> REQUIREMENT
Copy out every one of the items below word for word, changing nothing.

··· GIVEN RECORDS ···

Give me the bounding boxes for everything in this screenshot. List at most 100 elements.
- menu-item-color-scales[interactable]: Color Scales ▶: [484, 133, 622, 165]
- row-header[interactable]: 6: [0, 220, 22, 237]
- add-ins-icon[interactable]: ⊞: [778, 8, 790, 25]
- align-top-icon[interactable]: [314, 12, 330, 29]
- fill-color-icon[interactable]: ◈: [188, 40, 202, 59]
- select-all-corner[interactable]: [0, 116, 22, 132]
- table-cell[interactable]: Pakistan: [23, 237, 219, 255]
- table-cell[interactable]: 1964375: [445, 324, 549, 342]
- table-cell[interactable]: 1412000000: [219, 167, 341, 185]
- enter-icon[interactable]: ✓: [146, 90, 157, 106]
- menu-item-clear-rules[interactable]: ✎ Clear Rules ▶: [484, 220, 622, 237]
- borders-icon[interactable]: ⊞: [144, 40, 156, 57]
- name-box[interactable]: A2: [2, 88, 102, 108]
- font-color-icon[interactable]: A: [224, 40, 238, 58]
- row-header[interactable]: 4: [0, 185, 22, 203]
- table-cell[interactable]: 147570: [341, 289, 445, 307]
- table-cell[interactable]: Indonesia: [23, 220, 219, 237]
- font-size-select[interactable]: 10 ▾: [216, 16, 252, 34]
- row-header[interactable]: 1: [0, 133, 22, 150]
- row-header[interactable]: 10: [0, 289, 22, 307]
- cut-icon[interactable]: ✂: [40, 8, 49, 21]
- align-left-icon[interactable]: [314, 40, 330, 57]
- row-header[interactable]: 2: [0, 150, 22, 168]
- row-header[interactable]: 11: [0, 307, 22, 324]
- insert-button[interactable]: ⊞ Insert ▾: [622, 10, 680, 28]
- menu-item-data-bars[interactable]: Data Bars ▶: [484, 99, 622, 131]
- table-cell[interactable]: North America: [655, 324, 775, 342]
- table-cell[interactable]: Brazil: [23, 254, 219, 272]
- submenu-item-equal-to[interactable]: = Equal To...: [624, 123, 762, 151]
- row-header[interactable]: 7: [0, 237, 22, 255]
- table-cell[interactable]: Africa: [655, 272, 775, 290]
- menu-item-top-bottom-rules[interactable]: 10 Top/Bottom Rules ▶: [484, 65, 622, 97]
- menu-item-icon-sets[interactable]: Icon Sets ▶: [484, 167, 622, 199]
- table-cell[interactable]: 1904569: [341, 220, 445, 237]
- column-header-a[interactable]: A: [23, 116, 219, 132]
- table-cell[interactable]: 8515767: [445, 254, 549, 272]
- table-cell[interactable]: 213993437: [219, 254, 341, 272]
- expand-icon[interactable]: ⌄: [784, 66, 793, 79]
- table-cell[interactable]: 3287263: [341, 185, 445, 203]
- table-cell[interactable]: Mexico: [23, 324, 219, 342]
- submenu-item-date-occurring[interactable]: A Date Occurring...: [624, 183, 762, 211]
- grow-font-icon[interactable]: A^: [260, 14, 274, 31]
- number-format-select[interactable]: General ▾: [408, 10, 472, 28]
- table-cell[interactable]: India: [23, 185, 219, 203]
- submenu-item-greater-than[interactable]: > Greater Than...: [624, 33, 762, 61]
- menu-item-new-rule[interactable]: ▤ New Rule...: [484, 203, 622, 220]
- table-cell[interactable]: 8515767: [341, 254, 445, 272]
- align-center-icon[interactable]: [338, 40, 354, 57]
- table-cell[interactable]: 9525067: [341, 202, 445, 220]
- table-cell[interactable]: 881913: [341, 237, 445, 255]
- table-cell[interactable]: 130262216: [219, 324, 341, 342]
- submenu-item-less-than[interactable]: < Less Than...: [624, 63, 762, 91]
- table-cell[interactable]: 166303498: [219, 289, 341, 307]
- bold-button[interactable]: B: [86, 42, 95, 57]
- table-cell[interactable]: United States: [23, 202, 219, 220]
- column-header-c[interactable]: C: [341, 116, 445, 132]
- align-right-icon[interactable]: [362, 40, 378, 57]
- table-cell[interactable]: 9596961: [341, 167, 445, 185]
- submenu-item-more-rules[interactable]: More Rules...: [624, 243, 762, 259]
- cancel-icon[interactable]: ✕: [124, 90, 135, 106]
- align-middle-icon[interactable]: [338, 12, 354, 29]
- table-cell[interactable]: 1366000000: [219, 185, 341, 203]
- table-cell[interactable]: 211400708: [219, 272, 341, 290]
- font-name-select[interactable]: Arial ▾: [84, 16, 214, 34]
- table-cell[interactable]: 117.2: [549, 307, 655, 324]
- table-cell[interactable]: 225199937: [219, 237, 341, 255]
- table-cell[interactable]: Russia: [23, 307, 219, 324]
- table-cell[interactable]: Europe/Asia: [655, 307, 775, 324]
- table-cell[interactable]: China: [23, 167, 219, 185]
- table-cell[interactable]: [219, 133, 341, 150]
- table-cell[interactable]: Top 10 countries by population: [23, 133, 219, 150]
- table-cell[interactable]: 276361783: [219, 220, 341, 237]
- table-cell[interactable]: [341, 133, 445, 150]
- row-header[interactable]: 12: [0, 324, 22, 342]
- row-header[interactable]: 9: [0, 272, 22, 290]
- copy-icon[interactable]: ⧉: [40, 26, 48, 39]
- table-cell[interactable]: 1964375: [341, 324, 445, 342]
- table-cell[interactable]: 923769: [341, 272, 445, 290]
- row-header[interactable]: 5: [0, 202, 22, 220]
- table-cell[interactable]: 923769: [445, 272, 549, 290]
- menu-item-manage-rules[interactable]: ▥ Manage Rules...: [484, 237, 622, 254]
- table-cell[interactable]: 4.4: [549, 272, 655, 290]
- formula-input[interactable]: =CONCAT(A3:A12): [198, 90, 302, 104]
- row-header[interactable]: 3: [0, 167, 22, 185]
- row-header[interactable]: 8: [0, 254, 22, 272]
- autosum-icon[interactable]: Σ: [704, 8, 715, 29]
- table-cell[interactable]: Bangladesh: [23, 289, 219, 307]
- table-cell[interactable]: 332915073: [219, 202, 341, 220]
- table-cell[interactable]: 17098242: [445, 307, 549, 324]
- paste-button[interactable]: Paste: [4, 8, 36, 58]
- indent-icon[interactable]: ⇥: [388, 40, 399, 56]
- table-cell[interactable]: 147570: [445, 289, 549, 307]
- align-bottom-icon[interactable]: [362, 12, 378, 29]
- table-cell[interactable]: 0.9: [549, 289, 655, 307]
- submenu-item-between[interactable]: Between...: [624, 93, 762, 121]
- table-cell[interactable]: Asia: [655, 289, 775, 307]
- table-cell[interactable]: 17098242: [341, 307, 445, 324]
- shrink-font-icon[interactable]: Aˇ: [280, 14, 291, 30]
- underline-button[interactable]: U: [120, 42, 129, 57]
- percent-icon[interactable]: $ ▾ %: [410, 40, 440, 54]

···

> ANSWER TO THE TASK
Give me the bounding boxes for everything in this screenshot. List at most 100 elements.
- menu-item-color-scales[interactable]: Color Scales ▶: [484, 133, 622, 165]
- row-header[interactable]: 6: [0, 220, 22, 237]
- add-ins-icon[interactable]: ⊞: [778, 8, 790, 25]
- align-top-icon[interactable]: [314, 12, 330, 29]
- fill-color-icon[interactable]: ◈: [188, 40, 202, 59]
- select-all-corner[interactable]: [0, 116, 22, 132]
- table-cell[interactable]: Pakistan: [23, 237, 219, 255]
- table-cell[interactable]: 1964375: [445, 324, 549, 342]
- table-cell[interactable]: 1412000000: [219, 167, 341, 185]
- enter-icon[interactable]: ✓: [146, 90, 157, 106]
- menu-item-clear-rules[interactable]: ✎ Clear Rules ▶: [484, 220, 622, 237]
- borders-icon[interactable]: ⊞: [144, 40, 156, 57]
- name-box[interactable]: A2: [2, 88, 102, 108]
- font-color-icon[interactable]: A: [224, 40, 238, 58]
- row-header[interactable]: 4: [0, 185, 22, 203]
- table-cell[interactable]: 147570: [341, 289, 445, 307]
- table-cell[interactable]: Indonesia: [23, 220, 219, 237]
- font-size-select[interactable]: 10 ▾: [216, 16, 252, 34]
- row-header[interactable]: 1: [0, 133, 22, 150]
- row-header[interactable]: 10: [0, 289, 22, 307]
- cut-icon[interactable]: ✂: [40, 8, 49, 21]
- align-left-icon[interactable]: [314, 40, 330, 57]
- row-header[interactable]: 2: [0, 150, 22, 168]
- row-header[interactable]: 11: [0, 307, 22, 324]
- insert-button[interactable]: ⊞ Insert ▾: [622, 10, 680, 28]
- menu-item-data-bars[interactable]: Data Bars ▶: [484, 99, 622, 131]
- table-cell[interactable]: North America: [655, 324, 775, 342]
- table-cell[interactable]: Brazil: [23, 254, 219, 272]
- submenu-item-equal-to[interactable]: = Equal To...: [624, 123, 762, 151]
- row-header[interactable]: 7: [0, 237, 22, 255]
- table-cell[interactable]: Africa: [655, 272, 775, 290]
- menu-item-top-bottom-rules[interactable]: 10 Top/Bottom Rules ▶: [484, 65, 622, 97]
- menu-item-icon-sets[interactable]: Icon Sets ▶: [484, 167, 622, 199]
- table-cell[interactable]: 1904569: [341, 220, 445, 237]
- column-header-a[interactable]: A: [23, 116, 219, 132]
- table-cell[interactable]: 8515767: [445, 254, 549, 272]
- table-cell[interactable]: 213993437: [219, 254, 341, 272]
- expand-icon[interactable]: ⌄: [784, 66, 793, 79]
- table-cell[interactable]: 3287263: [341, 185, 445, 203]
- table-cell[interactable]: Mexico: [23, 324, 219, 342]
- submenu-item-date-occurring[interactable]: A Date Occurring...: [624, 183, 762, 211]
- grow-font-icon[interactable]: A^: [260, 14, 274, 31]
- number-format-select[interactable]: General ▾: [408, 10, 472, 28]
- table-cell[interactable]: India: [23, 185, 219, 203]
- submenu-item-greater-than[interactable]: > Greater Than...: [624, 33, 762, 61]
- menu-item-new-rule[interactable]: ▤ New Rule...: [484, 203, 622, 220]
- table-cell[interactable]: 8515767: [341, 254, 445, 272]
- align-center-icon[interactable]: [338, 40, 354, 57]
- table-cell[interactable]: 9525067: [341, 202, 445, 220]
- table-cell[interactable]: 881913: [341, 237, 445, 255]
- table-cell[interactable]: 130262216: [219, 324, 341, 342]
- submenu-item-less-than[interactable]: < Less Than...: [624, 63, 762, 91]
- table-cell[interactable]: 166303498: [219, 289, 341, 307]
- bold-button[interactable]: B: [86, 42, 95, 57]
- table-cell[interactable]: United States: [23, 202, 219, 220]
- column-header-c[interactable]: C: [341, 116, 445, 132]
- align-right-icon[interactable]: [362, 40, 378, 57]
- table-cell[interactable]: 9596961: [341, 167, 445, 185]
- submenu-item-more-rules[interactable]: More Rules...: [624, 243, 762, 259]
- cancel-icon[interactable]: ✕: [124, 90, 135, 106]
- align-middle-icon[interactable]: [338, 12, 354, 29]
- table-cell[interactable]: 1366000000: [219, 185, 341, 203]
- table-cell[interactable]: 211400708: [219, 272, 341, 290]
- font-name-select[interactable]: Arial ▾: [84, 16, 214, 34]
- table-cell[interactable]: 117.2: [549, 307, 655, 324]
- table-cell[interactable]: 225199937: [219, 237, 341, 255]
- table-cell[interactable]: Russia: [23, 307, 219, 324]
- table-cell[interactable]: Europe/Asia: [655, 307, 775, 324]
- table-cell[interactable]: China: [23, 167, 219, 185]
- table-cell[interactable]: [219, 133, 341, 150]
- table-cell[interactable]: Top 10 countries by population: [23, 133, 219, 150]
- table-cell[interactable]: 276361783: [219, 220, 341, 237]
- table-cell[interactable]: [341, 133, 445, 150]
- row-header[interactable]: 12: [0, 324, 22, 342]
- row-header[interactable]: 9: [0, 272, 22, 290]
- copy-icon[interactable]: ⧉: [40, 26, 48, 39]
- table-cell[interactable]: 1964375: [341, 324, 445, 342]
- table-cell[interactable]: 923769: [341, 272, 445, 290]
- row-header[interactable]: 5: [0, 202, 22, 220]
- table-cell[interactable]: 923769: [445, 272, 549, 290]
- menu-item-manage-rules[interactable]: ▥ Manage Rules...: [484, 237, 622, 254]
- table-cell[interactable]: 4.4: [549, 272, 655, 290]
- formula-input[interactable]: =CONCAT(A3:A12): [198, 90, 302, 104]
- row-header[interactable]: 3: [0, 167, 22, 185]
- row-header[interactable]: 8: [0, 254, 22, 272]
- autosum-icon[interactable]: Σ: [704, 8, 715, 29]
- table-cell[interactable]: Bangladesh: [23, 289, 219, 307]
- table-cell[interactable]: 332915073: [219, 202, 341, 220]
- table-cell[interactable]: 17098242: [445, 307, 549, 324]
- paste-button[interactable]: Paste: [4, 8, 36, 58]
- indent-icon[interactable]: ⇥: [388, 40, 399, 56]
- table-cell[interactable]: 147570: [445, 289, 549, 307]
- align-bottom-icon[interactable]: [362, 12, 378, 29]
- table-cell[interactable]: 0.9: [549, 289, 655, 307]
- submenu-item-between[interactable]: Between...: [624, 93, 762, 121]
- table-cell[interactable]: Asia: [655, 289, 775, 307]
- table-cell[interactable]: 17098242: [341, 307, 445, 324]
- shrink-font-icon[interactable]: Aˇ: [280, 14, 291, 30]
- underline-button[interactable]: U: [120, 42, 129, 57]
- percent-icon[interactable]: $ ▾ %: [410, 40, 440, 54]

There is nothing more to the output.